### EXERCISE PROMPT
Rewrite the records below, replacing "social-divider" with "social-separator" and changing nothing else. Leave out the pictures.

(Annotated region listings)
........
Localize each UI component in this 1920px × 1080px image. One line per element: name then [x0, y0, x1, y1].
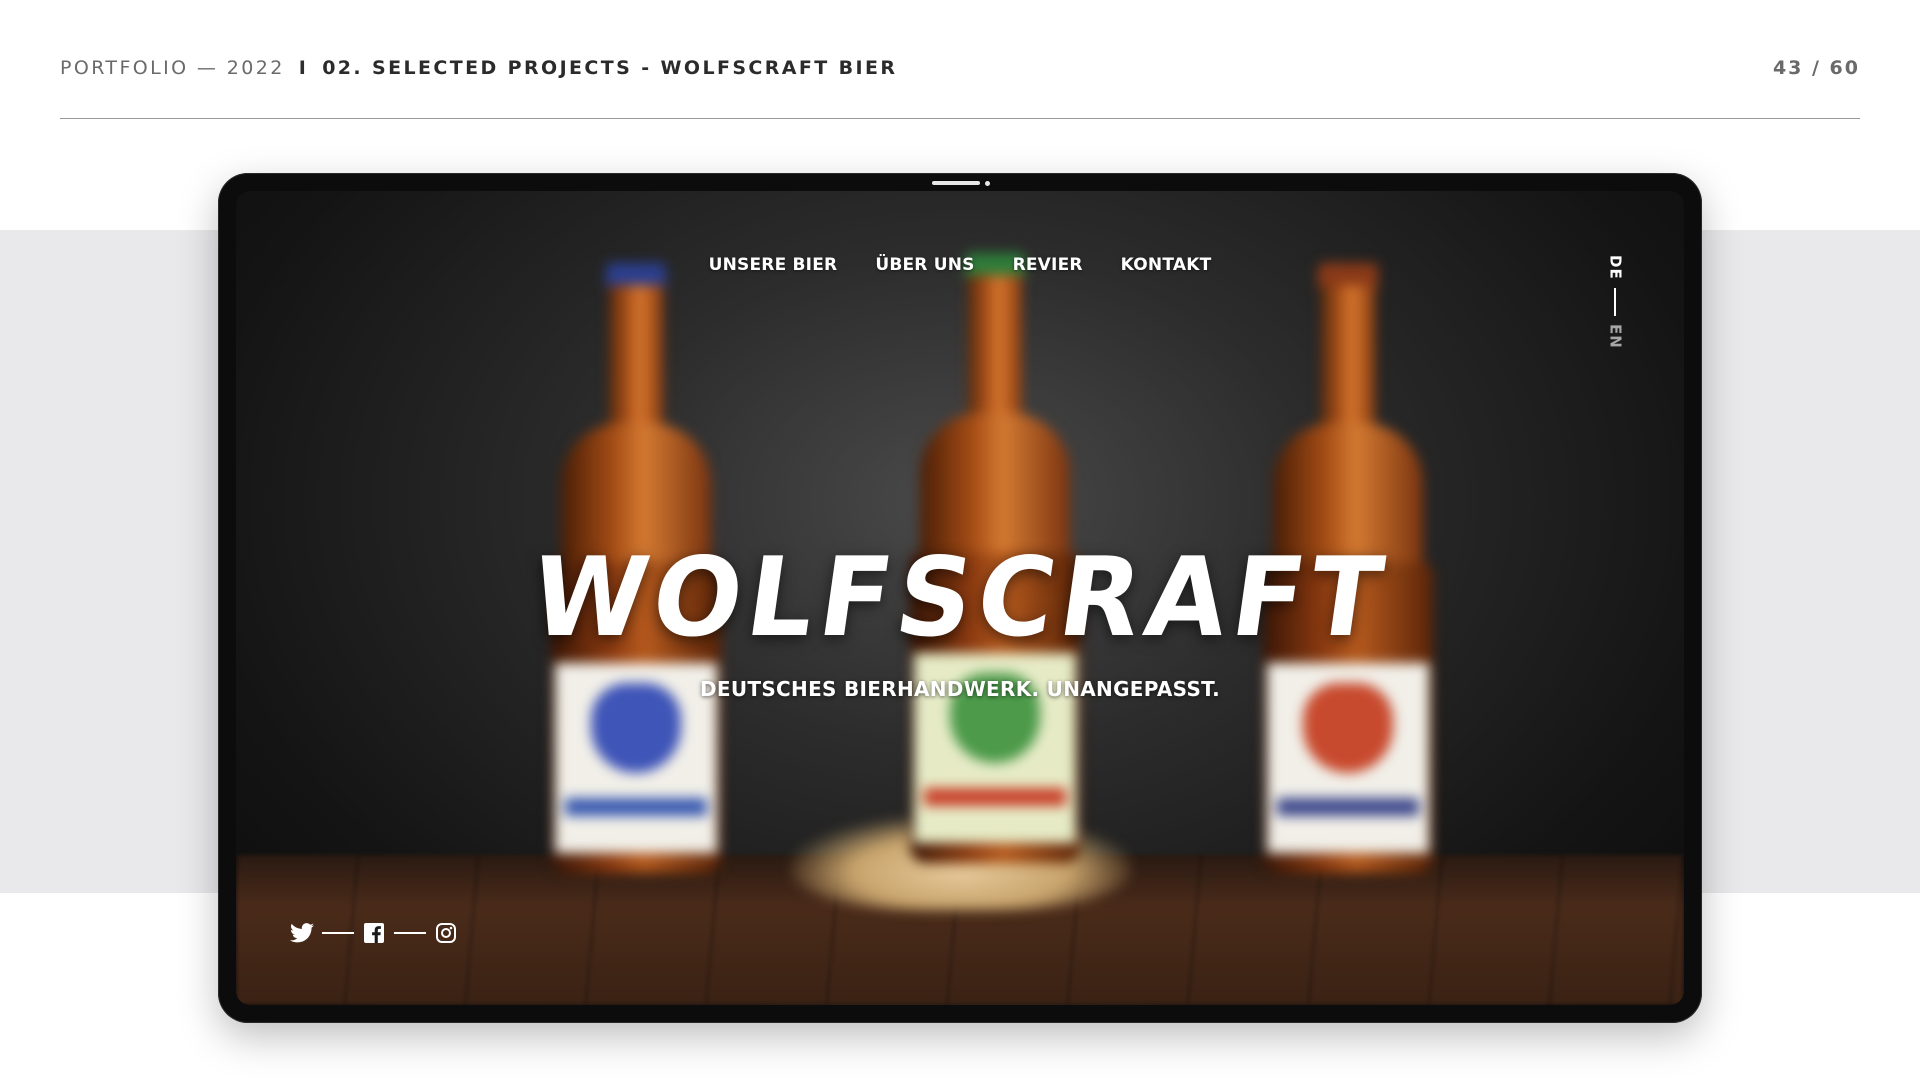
- website-screen: UNSERE BIER ÜBER UNS REVIER KONTAKT DE E…: [236, 191, 1684, 1005]
- slide-header: PORTFOLIO — 2022 I 02. SELECTED PROJECTS…: [60, 54, 1860, 82]
- nav-unsere-bier[interactable]: UNSERE BIER: [709, 255, 838, 275]
- language-switch: DE EN: [1604, 255, 1626, 349]
- site-nav: UNSERE BIER ÜBER UNS REVIER KONTAKT: [236, 255, 1684, 275]
- tablet-mockup: UNSERE BIER ÜBER UNS REVIER KONTAKT DE E…: [218, 173, 1702, 1023]
- language-de[interactable]: DE: [1607, 255, 1625, 280]
- header-divider: [60, 118, 1860, 119]
- breadcrumb: PORTFOLIO — 2022 I 02. SELECTED PROJECTS…: [60, 57, 897, 79]
- social-links: [290, 921, 458, 945]
- language-divider: [1614, 287, 1616, 316]
- nav-revier[interactable]: REVIER: [1013, 255, 1083, 275]
- portfolio-slide: PORTFOLIO — 2022 I 02. SELECTED PROJECTS…: [0, 0, 1920, 1080]
- instagram-icon[interactable]: [434, 921, 458, 945]
- facebook-icon[interactable]: [362, 921, 386, 945]
- portfolio-label: PORTFOLIO — 2022: [60, 57, 285, 79]
- language-en[interactable]: EN: [1607, 324, 1625, 349]
- social-divider: [322, 932, 354, 934]
- twitter-icon[interactable]: [290, 921, 314, 945]
- camera-dot: [985, 181, 990, 186]
- page-counter: 43 / 60: [1772, 57, 1860, 79]
- hero-tagline: DEUTSCHES BIERHANDWERK. UNANGEPASST.: [700, 677, 1220, 701]
- nav-kontakt[interactable]: KONTAKT: [1121, 255, 1212, 275]
- project-title: 02. SELECTED PROJECTS - WOLFSCRAFT BIER: [322, 57, 898, 79]
- social-divider: [394, 932, 426, 934]
- nav-ueber-uns[interactable]: ÜBER UNS: [875, 255, 974, 275]
- camera-bar: [932, 181, 980, 185]
- wolfscraft-logo: WOLFSCRAFT: [523, 532, 1397, 662]
- breadcrumb-separator: I: [298, 57, 309, 79]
........
### REPLY
Localize each UI component in this 1920px × 1080px image. One line per element: name then [x0, y0, x1, y1].
- website-screen: UNSERE BIER ÜBER UNS REVIER KONTAKT DE E…: [236, 191, 1684, 1005]
- slide-header: PORTFOLIO — 2022 I 02. SELECTED PROJECTS…: [60, 54, 1860, 82]
- nav-unsere-bier[interactable]: UNSERE BIER: [709, 255, 838, 275]
- language-switch: DE EN: [1604, 255, 1626, 349]
- site-nav: UNSERE BIER ÜBER UNS REVIER KONTAKT: [236, 255, 1684, 275]
- tablet-mockup: UNSERE BIER ÜBER UNS REVIER KONTAKT DE E…: [218, 173, 1702, 1023]
- language-de[interactable]: DE: [1607, 255, 1625, 280]
- header-divider: [60, 118, 1860, 119]
- breadcrumb: PORTFOLIO — 2022 I 02. SELECTED PROJECTS…: [60, 57, 897, 79]
- social-links: [290, 921, 458, 945]
- language-divider: [1614, 287, 1616, 316]
- nav-revier[interactable]: REVIER: [1013, 255, 1083, 275]
- portfolio-slide: PORTFOLIO — 2022 I 02. SELECTED PROJECTS…: [0, 0, 1920, 1080]
- instagram-icon[interactable]: [434, 921, 458, 945]
- facebook-icon[interactable]: [362, 921, 386, 945]
- portfolio-label: PORTFOLIO — 2022: [60, 57, 285, 79]
- language-en[interactable]: EN: [1607, 324, 1625, 349]
- social-separator: [322, 932, 354, 934]
- twitter-icon[interactable]: [290, 921, 314, 945]
- camera-dot: [985, 181, 990, 186]
- page-counter: 43 / 60: [1772, 57, 1860, 79]
- hero-tagline: DEUTSCHES BIERHANDWERK. UNANGEPASST.: [700, 677, 1220, 701]
- nav-kontakt[interactable]: KONTAKT: [1121, 255, 1212, 275]
- project-title: 02. SELECTED PROJECTS - WOLFSCRAFT BIER: [322, 57, 898, 79]
- social-separator: [394, 932, 426, 934]
- nav-ueber-uns[interactable]: ÜBER UNS: [875, 255, 974, 275]
- camera-bar: [932, 181, 980, 185]
- wolfscraft-logo: WOLFSCRAFT: [523, 532, 1397, 662]
- breadcrumb-separator: I: [298, 57, 309, 79]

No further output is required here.